== Material supplied ==

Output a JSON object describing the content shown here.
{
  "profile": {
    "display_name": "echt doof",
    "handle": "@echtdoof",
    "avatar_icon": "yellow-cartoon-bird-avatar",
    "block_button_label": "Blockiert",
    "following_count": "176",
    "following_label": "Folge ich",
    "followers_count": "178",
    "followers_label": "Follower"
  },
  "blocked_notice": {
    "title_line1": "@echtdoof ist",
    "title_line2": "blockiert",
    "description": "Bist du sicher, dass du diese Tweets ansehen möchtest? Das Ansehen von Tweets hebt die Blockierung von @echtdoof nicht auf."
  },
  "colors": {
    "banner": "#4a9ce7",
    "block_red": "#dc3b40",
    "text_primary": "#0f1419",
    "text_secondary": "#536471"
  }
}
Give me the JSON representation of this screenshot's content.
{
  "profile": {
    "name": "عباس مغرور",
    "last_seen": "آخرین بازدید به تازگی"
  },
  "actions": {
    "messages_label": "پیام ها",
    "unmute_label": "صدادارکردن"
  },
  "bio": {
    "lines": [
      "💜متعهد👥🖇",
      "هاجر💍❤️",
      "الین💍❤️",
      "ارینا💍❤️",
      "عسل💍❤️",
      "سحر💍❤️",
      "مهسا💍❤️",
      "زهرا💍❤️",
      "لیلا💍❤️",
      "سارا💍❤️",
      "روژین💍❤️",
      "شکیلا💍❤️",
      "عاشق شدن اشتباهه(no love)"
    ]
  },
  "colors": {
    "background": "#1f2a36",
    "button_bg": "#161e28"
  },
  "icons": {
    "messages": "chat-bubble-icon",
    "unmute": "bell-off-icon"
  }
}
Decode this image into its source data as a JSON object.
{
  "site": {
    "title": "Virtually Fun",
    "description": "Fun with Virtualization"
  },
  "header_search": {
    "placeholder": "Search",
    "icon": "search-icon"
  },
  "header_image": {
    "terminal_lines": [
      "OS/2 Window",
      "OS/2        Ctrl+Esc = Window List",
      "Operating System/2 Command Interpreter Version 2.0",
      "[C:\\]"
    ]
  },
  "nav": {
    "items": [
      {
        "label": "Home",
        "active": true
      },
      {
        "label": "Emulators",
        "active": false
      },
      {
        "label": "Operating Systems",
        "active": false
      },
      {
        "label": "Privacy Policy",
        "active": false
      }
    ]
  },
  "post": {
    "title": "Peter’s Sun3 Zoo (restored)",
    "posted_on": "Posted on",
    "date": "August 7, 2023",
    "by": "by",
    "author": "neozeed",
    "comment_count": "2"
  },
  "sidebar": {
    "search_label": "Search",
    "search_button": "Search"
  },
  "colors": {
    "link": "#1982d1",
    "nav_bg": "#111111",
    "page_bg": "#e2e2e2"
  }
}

===

• **Written task**
Return the listing above word for word.

• **Output of the exercise**
Output a JSON object describing the content shown here.
{
  "profile": {
    "display_name": "echt doof",
    "handle": "@echtdoof",
    "avatar_icon": "yellow-cartoon-bird-avatar",
    "block_button_label": "Blockiert",
    "following_count": "176",
    "following_label": "Folge ich",
    "followers_count": "178",
    "followers_label": "Follower"
  },
  "blocked_notice": {
    "title_line1": "@echtdoof ist",
    "title_line2": "blockiert",
    "description": "Bist du sicher, dass du diese Tweets ansehen möchtest? Das Ansehen von Tweets hebt die Blockierung von @echtdoof nicht auf."
  },
  "colors": {
    "banner": "#4a9ce7",
    "block_red": "#dc3b40",
    "text_primary": "#0f1419",
    "text_secondary": "#536471"
  }
}
Give me the JSON representation of this screenshot's content.
{
  "profile": {
    "name": "عباس مغرور",
    "last_seen": "آخرین بازدید به تازگی"
  },
  "actions": {
    "messages_label": "پیام ها",
    "unmute_label": "صدادارکردن"
  },
  "bio": {
    "lines": [
      "💜متعهد👥🖇",
      "هاجر💍❤️",
      "الین💍❤️",
      "ارینا💍❤️",
      "عسل💍❤️",
      "سحر💍❤️",
      "مهسا💍❤️",
      "زهرا💍❤️",
      "لیلا💍❤️",
      "سارا💍❤️",
      "روژین💍❤️",
      "شکیلا💍❤️",
      "عاشق شدن اشتباهه(no love)"
    ]
  },
  "colors": {
    "background": "#1f2a36",
    "button_bg": "#161e28"
  },
  "icons": {
    "messages": "chat-bubble-icon",
    "unmute": "bell-off-icon"
  }
}
Decode this image into its source data as a JSON object.
{
  "site": {
    "title": "Virtually Fun",
    "description": "Fun with Virtualization"
  },
  "header_search": {
    "placeholder": "Search",
    "icon": "search-icon"
  },
  "header_image": {
    "terminal_lines": [
      "OS/2 Window",
      "OS/2        Ctrl+Esc = Window List",
      "Operating System/2 Command Interpreter Version 2.0",
      "[C:\\]"
    ]
  },
  "nav": {
    "items": [
      {
        "label": "Home",
        "active": true
      },
      {
        "label": "Emulators",
        "active": false
      },
      {
        "label": "Operating Systems",
        "active": false
      },
      {
        "label": "Privacy Policy",
        "active": false
      }
    ]
  },
  "post": {
    "title": "Peter’s Sun3 Zoo (restored)",
    "posted_on": "Posted on",
    "date": "August 7, 2023",
    "by": "by",
    "author": "neozeed",
    "comment_count": "2"
  },
  "sidebar": {
    "search_label": "Search",
    "search_button": "Search"
  },
  "colors": {
    "link": "#1982d1",
    "nav_bg": "#111111",
    "page_bg": "#e2e2e2"
  }
}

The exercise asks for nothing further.